What is asked: Verbatim output of all the material below is required.

Listing:
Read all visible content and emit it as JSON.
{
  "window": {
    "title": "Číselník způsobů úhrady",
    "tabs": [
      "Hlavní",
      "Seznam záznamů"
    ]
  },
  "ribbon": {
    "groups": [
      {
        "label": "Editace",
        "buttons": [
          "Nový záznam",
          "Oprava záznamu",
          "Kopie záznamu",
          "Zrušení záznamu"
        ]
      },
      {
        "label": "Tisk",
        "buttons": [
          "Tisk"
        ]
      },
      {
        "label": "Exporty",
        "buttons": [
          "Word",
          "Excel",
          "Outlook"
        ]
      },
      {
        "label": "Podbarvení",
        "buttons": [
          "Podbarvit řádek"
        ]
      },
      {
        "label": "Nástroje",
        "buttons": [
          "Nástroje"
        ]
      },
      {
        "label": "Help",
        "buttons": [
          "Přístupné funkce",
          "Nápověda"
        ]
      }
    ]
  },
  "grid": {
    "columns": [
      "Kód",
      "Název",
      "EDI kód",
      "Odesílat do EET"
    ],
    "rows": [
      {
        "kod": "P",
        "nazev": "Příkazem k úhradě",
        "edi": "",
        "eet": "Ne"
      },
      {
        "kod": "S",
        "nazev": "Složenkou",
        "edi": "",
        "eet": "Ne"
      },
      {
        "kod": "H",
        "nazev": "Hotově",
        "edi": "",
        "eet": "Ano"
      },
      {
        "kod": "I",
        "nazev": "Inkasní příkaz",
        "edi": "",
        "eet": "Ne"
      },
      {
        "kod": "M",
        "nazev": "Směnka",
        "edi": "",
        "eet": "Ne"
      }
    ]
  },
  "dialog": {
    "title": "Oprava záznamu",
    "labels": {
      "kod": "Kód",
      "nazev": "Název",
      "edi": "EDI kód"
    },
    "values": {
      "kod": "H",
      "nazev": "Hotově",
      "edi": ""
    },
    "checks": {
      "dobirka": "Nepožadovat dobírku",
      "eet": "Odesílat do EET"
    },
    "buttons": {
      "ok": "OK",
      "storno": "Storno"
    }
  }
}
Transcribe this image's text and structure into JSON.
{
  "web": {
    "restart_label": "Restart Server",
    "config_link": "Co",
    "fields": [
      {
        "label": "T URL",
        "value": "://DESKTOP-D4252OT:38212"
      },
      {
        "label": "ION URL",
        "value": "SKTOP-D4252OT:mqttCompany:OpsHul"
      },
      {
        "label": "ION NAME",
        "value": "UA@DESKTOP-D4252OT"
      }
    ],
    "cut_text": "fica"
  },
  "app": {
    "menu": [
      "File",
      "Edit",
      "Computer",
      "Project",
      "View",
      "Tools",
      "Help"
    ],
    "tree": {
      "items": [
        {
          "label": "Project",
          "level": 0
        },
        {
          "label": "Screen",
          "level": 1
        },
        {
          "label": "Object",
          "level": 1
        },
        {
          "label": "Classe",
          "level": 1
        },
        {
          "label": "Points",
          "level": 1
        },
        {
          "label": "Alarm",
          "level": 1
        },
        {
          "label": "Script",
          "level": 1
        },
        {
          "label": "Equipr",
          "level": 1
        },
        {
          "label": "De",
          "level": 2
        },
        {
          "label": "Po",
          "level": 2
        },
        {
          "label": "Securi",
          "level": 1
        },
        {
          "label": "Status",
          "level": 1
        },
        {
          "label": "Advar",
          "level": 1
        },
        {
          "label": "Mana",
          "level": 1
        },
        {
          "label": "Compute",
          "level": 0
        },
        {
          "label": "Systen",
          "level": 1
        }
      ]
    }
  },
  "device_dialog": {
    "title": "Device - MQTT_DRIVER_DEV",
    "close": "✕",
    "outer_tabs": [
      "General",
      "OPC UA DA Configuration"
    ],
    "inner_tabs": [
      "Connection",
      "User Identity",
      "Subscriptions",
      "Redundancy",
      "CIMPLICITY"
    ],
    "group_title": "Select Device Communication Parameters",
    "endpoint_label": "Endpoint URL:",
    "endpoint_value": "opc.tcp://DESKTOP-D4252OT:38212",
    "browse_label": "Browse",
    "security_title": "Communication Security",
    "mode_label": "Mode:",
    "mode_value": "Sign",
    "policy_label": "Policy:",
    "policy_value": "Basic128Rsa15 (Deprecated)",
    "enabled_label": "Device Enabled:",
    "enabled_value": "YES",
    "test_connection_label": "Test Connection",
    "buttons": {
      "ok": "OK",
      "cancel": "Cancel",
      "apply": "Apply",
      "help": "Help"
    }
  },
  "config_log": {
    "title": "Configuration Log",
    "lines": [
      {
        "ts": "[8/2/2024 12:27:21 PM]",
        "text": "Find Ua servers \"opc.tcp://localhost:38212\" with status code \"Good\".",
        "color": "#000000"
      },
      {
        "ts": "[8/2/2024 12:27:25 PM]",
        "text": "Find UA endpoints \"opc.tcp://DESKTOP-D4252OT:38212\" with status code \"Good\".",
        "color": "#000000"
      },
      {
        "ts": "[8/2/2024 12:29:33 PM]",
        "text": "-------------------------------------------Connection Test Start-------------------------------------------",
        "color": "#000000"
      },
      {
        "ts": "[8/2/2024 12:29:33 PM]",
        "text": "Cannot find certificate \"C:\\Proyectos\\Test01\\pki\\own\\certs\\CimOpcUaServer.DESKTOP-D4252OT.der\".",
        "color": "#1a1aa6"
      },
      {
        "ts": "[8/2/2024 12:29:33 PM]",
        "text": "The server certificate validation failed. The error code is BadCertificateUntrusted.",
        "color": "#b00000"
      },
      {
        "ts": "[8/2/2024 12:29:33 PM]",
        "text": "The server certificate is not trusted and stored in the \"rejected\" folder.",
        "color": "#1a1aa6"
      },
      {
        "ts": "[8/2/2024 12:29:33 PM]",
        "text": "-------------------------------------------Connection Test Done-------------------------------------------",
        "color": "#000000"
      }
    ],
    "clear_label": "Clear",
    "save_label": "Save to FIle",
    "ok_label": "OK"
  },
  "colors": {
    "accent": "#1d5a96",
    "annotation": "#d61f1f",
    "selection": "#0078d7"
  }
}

Complete answer:
Read all visible content and emit it as JSON.
{
  "window": {
    "title": "Číselník způsobů úhrady",
    "tabs": [
      "Hlavní",
      "Seznam záznamů"
    ]
  },
  "ribbon": {
    "groups": [
      {
        "label": "Editace",
        "buttons": [
          "Nový záznam",
          "Oprava záznamu",
          "Kopie záznamu",
          "Zrušení záznamu"
        ]
      },
      {
        "label": "Tisk",
        "buttons": [
          "Tisk"
        ]
      },
      {
        "label": "Exporty",
        "buttons": [
          "Word",
          "Excel",
          "Outlook"
        ]
      },
      {
        "label": "Podbarvení",
        "buttons": [
          "Podbarvit řádek"
        ]
      },
      {
        "label": "Nástroje",
        "buttons": [
          "Nástroje"
        ]
      },
      {
        "label": "Help",
        "buttons": [
          "Přístupné funkce",
          "Nápověda"
        ]
      }
    ]
  },
  "grid": {
    "columns": [
      "Kód",
      "Název",
      "EDI kód",
      "Odesílat do EET"
    ],
    "rows": [
      {
        "kod": "P",
        "nazev": "Příkazem k úhradě",
        "edi": "",
        "eet": "Ne"
      },
      {
        "kod": "S",
        "nazev": "Složenkou",
        "edi": "",
        "eet": "Ne"
      },
      {
        "kod": "H",
        "nazev": "Hotově",
        "edi": "",
        "eet": "Ano"
      },
      {
        "kod": "I",
        "nazev": "Inkasní příkaz",
        "edi": "",
        "eet": "Ne"
      },
      {
        "kod": "M",
        "nazev": "Směnka",
        "edi": "",
        "eet": "Ne"
      }
    ]
  },
  "dialog": {
    "title": "Oprava záznamu",
    "labels": {
      "kod": "Kód",
      "nazev": "Název",
      "edi": "EDI kód"
    },
    "values": {
      "kod": "H",
      "nazev": "Hotově",
      "edi": ""
    },
    "checks": {
      "dobirka": "Nepožadovat dobírku",
      "eet": "Odesílat do EET"
    },
    "buttons": {
      "ok": "OK",
      "storno": "Storno"
    }
  }
}
Transcribe this image's text and structure into JSON.
{
  "web": {
    "restart_label": "Restart Server",
    "config_link": "Co",
    "fields": [
      {
        "label": "T URL",
        "value": "://DESKTOP-D4252OT:38212"
      },
      {
        "label": "ION URL",
        "value": "SKTOP-D4252OT:mqttCompany:OpsHul"
      },
      {
        "label": "ION NAME",
        "value": "UA@DESKTOP-D4252OT"
      }
    ],
    "cut_text": "fica"
  },
  "app": {
    "menu": [
      "File",
      "Edit",
      "Computer",
      "Project",
      "View",
      "Tools",
      "Help"
    ],
    "tree": {
      "items": [
        {
          "label": "Project",
          "level": 0
        },
        {
          "label": "Screen",
          "level": 1
        },
        {
          "label": "Object",
          "level": 1
        },
        {
          "label": "Classe",
          "level": 1
        },
        {
          "label": "Points",
          "level": 1
        },
        {
          "label": "Alarm",
          "level": 1
        },
        {
          "label": "Script",
          "level": 1
        },
        {
          "label": "Equipr",
          "level": 1
        },
        {
          "label": "De",
          "level": 2
        },
        {
          "label": "Po",
          "level": 2
        },
        {
          "label": "Securi",
          "level": 1
        },
        {
          "label": "Status",
          "level": 1
        },
        {
          "label": "Advar",
          "level": 1
        },
        {
          "label": "Mana",
          "level": 1
        },
        {
          "label": "Compute",
          "level": 0
        },
        {
          "label": "Systen",
          "level": 1
        }
      ]
    }
  },
  "device_dialog": {
    "title": "Device - MQTT_DRIVER_DEV",
    "close": "✕",
    "outer_tabs": [
      "General",
      "OPC UA DA Configuration"
    ],
    "inner_tabs": [
      "Connection",
      "User Identity",
      "Subscriptions",
      "Redundancy",
      "CIMPLICITY"
    ],
    "group_title": "Select Device Communication Parameters",
    "endpoint_label": "Endpoint URL:",
    "endpoint_value": "opc.tcp://DESKTOP-D4252OT:38212",
    "browse_label": "Browse",
    "security_title": "Communication Security",
    "mode_label": "Mode:",
    "mode_value": "Sign",
    "policy_label": "Policy:",
    "policy_value": "Basic128Rsa15 (Deprecated)",
    "enabled_label": "Device Enabled:",
    "enabled_value": "YES",
    "test_connection_label": "Test Connection",
    "buttons": {
      "ok": "OK",
      "cancel": "Cancel",
      "apply": "Apply",
      "help": "Help"
    }
  },
  "config_log": {
    "title": "Configuration Log",
    "lines": [
      {
        "ts": "[8/2/2024 12:27:21 PM]",
        "text": "Find Ua servers \"opc.tcp://localhost:38212\" with status code \"Good\".",
        "color": "#000000"
      },
      {
        "ts": "[8/2/2024 12:27:25 PM]",
        "text": "Find UA endpoints \"opc.tcp://DESKTOP-D4252OT:38212\" with status code \"Good\".",
        "color": "#000000"
      },
      {
        "ts": "[8/2/2024 12:29:33 PM]",
        "text": "-------------------------------------------Connection Test Start-------------------------------------------",
        "color": "#000000"
      },
      {
        "ts": "[8/2/2024 12:29:33 PM]",
        "text": "Cannot find certificate \"C:\\Proyectos\\Test01\\pki\\own\\certs\\CimOpcUaServer.DESKTOP-D4252OT.der\".",
        "color": "#1a1aa6"
      },
      {
        "ts": "[8/2/2024 12:29:33 PM]",
        "text": "The server certificate validation failed. The error code is BadCertificateUntrusted.",
        "color": "#b00000"
      },
      {
        "ts": "[8/2/2024 12:29:33 PM]",
        "text": "The server certificate is not trusted and stored in the \"rejected\" folder.",
        "color": "#1a1aa6"
      },
      {
        "ts": "[8/2/2024 12:29:33 PM]",
        "text": "-------------------------------------------Connection Test Done-------------------------------------------",
        "color": "#000000"
      }
    ],
    "clear_label": "Clear",
    "save_label": "Save to FIle",
    "ok_label": "OK"
  },
  "colors": {
    "accent": "#1d5a96",
    "annotation": "#d61f1f",
    "selection": "#0078d7"
  }
}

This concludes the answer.